_Short exercise_.
Copy nothing but the text: repeat each entry exactly and drop the images.

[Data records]

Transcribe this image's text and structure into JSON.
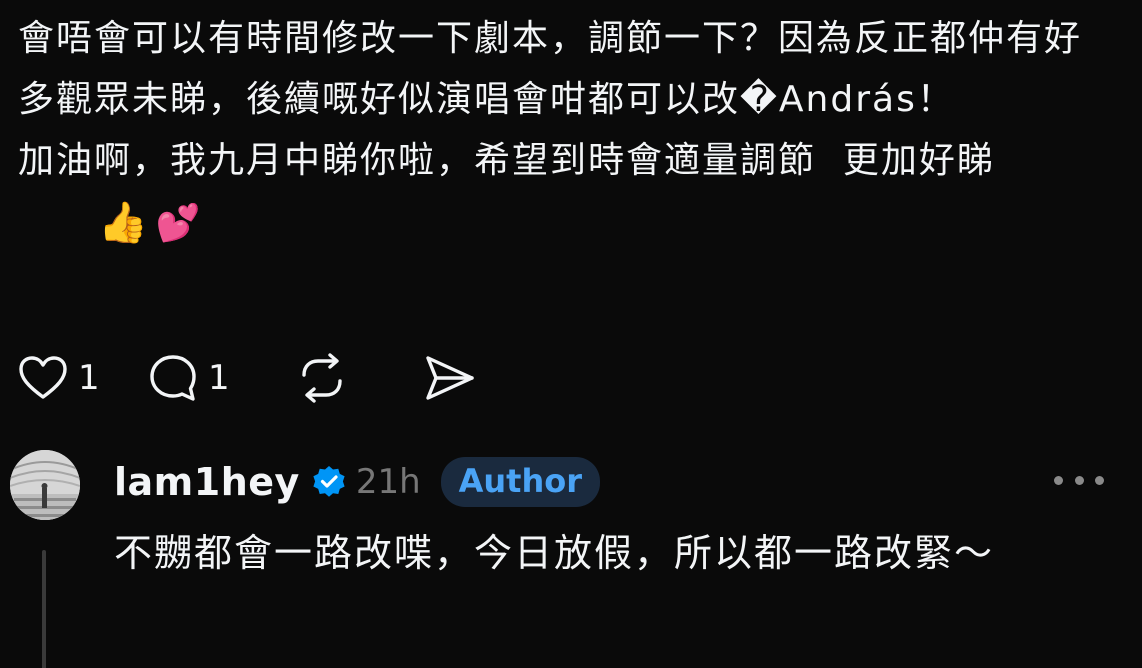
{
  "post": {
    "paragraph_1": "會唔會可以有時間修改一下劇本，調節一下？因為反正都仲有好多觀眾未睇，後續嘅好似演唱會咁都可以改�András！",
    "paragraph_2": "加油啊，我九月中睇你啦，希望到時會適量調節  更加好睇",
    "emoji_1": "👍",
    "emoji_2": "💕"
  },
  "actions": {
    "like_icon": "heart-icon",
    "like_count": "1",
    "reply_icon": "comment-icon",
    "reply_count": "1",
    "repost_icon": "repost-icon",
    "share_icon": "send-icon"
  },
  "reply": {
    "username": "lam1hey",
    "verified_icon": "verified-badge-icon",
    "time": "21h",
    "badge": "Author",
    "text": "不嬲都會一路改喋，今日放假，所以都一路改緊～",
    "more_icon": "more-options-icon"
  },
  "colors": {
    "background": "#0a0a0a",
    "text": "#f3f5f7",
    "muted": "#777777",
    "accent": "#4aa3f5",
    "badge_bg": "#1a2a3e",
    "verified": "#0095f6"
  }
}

_Output for this exercise_.
Transcribe this image's text and structure into JSON.
{
  "post": {
    "paragraph_1": "會唔會可以有時間修改一下劇本，調節一下？因為反正都仲有好多觀眾未睇，後續嘅好似演唱會咁都可以改�András！",
    "paragraph_2": "加油啊，我九月中睇你啦，希望到時會適量調節  更加好睇",
    "emoji_1": "👍",
    "emoji_2": "💕"
  },
  "actions": {
    "like_icon": "heart-icon",
    "like_count": "1",
    "reply_icon": "comment-icon",
    "reply_count": "1",
    "repost_icon": "repost-icon",
    "share_icon": "send-icon"
  },
  "reply": {
    "username": "lam1hey",
    "verified_icon": "verified-badge-icon",
    "time": "21h",
    "badge": "Author",
    "text": "不嬲都會一路改喋，今日放假，所以都一路改緊～",
    "more_icon": "more-options-icon"
  },
  "colors": {
    "background": "#0a0a0a",
    "text": "#f3f5f7",
    "muted": "#777777",
    "accent": "#4aa3f5",
    "badge_bg": "#1a2a3e",
    "verified": "#0095f6"
  }
}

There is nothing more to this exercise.